◆ **Stated exercise**
Return the entries below in their exact form, leaving the pictures out.

◆ **Raw records**
■ ■ ■ ■ ■ ■ ■

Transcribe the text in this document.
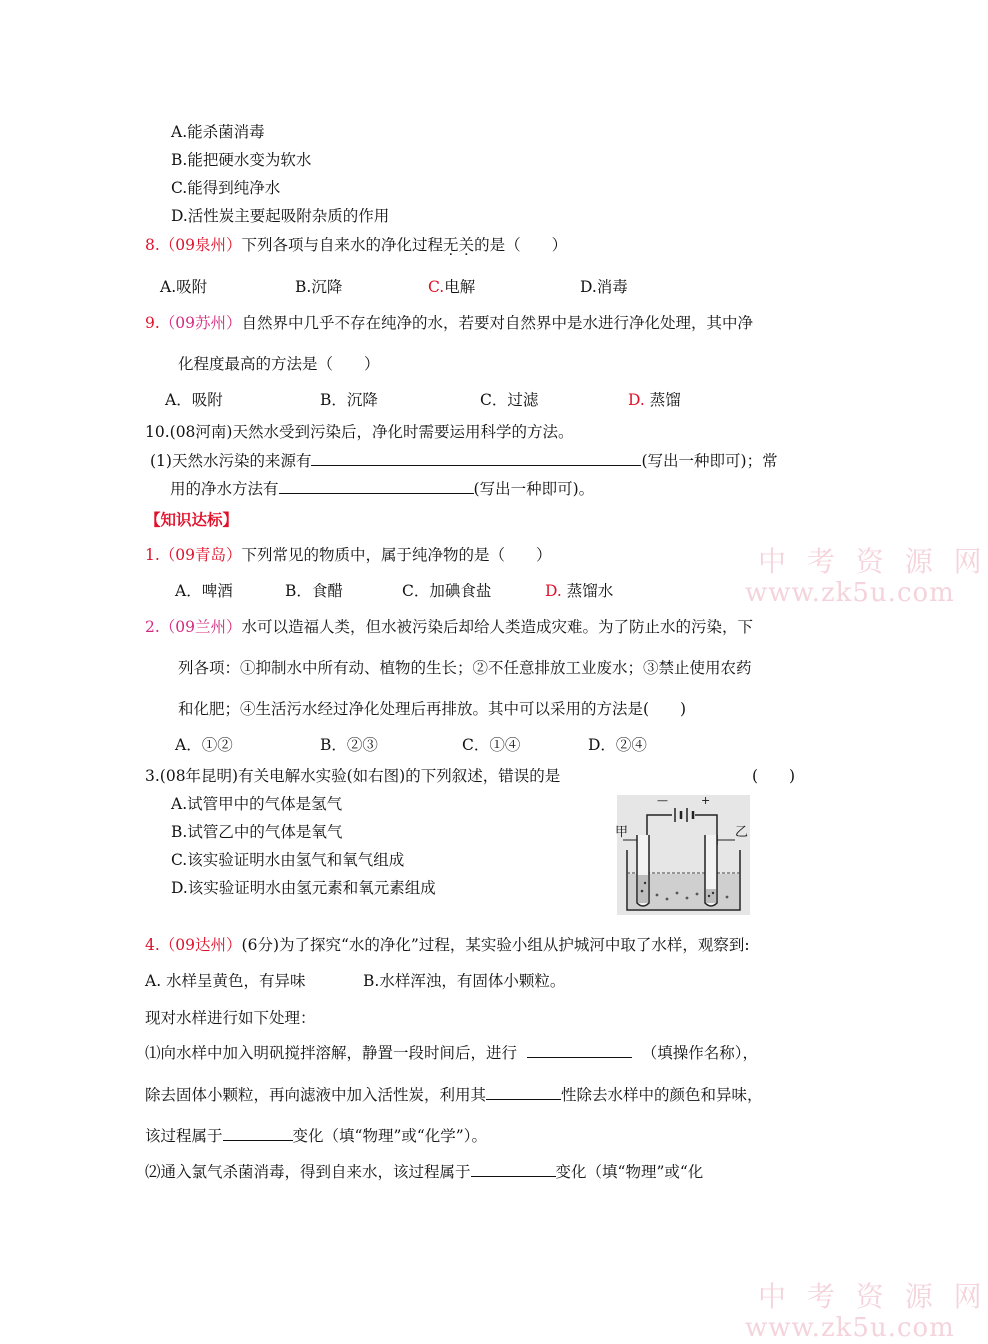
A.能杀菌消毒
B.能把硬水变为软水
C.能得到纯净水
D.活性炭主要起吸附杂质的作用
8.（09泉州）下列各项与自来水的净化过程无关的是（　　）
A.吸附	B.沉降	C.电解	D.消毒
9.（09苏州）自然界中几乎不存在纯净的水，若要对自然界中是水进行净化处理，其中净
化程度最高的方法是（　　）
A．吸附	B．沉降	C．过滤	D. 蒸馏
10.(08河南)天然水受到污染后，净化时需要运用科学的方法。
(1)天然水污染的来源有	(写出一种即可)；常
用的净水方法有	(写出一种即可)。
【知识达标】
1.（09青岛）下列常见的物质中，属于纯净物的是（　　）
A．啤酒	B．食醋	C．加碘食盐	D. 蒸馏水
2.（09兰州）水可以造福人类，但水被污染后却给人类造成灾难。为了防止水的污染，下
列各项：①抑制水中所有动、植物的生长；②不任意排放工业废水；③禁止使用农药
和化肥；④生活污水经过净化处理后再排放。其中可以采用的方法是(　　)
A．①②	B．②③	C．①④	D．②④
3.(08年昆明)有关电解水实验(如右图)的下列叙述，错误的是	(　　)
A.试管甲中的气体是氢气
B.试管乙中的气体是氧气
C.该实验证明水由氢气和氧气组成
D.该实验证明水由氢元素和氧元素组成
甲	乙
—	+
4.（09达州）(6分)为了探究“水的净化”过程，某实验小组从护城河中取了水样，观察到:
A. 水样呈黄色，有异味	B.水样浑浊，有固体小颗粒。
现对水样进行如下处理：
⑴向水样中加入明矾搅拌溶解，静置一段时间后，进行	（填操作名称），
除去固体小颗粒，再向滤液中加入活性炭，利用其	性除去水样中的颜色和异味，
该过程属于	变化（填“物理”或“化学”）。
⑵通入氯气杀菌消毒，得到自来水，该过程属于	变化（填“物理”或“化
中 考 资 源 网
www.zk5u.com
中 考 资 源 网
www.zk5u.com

■ ■ ■ ■ ■ ■ ■

◆ **Exercise answer**
Transcribe the text in this document.
A.能杀菌消毒
B.能把硬水变为软水
C.能得到纯净水
D.活性炭主要起吸附杂质的作用
8.（09泉州）下列各项与自来水的净化过程无关的是（　　）
A.吸附	B.沉降	C.电解	D.消毒
9.（09苏州）自然界中几乎不存在纯净的水，若要对自然界中是水进行净化处理，其中净
化程度最高的方法是（　　）
A．吸附	B．沉降	C．过滤	D. 蒸馏
10.(08河南)天然水受到污染后，净化时需要运用科学的方法。
(1)天然水污染的来源有	(写出一种即可)；常
用的净水方法有	(写出一种即可)。
【知识达标】
1.（09青岛）下列常见的物质中，属于纯净物的是（　　）
A．啤酒	B．食醋	C．加碘食盐	D. 蒸馏水
2.（09兰州）水可以造福人类，但水被污染后却给人类造成灾难。为了防止水的污染，下
列各项：①抑制水中所有动、植物的生长；②不任意排放工业废水；③禁止使用农药
和化肥；④生活污水经过净化处理后再排放。其中可以采用的方法是(　　)
A．①②	B．②③	C．①④	D．②④
3.(08年昆明)有关电解水实验(如右图)的下列叙述，错误的是	(　　)
A.试管甲中的气体是氢气
B.试管乙中的气体是氧气
C.该实验证明水由氢气和氧气组成
D.该实验证明水由氢元素和氧元素组成
甲	乙
—	+
4.（09达州）(6分)为了探究“水的净化”过程，某实验小组从护城河中取了水样，观察到:
A. 水样呈黄色，有异味	B.水样浑浊，有固体小颗粒。
现对水样进行如下处理：
⑴向水样中加入明矾搅拌溶解，静置一段时间后，进行	（填操作名称），
除去固体小颗粒，再向滤液中加入活性炭，利用其	性除去水样中的颜色和异味，
该过程属于	变化（填“物理”或“化学”）。
⑵通入氯气杀菌消毒，得到自来水，该过程属于	变化（填“物理”或“化
中 考 资 源 网
www.zk5u.com
中 考 资 源 网
www.zk5u.com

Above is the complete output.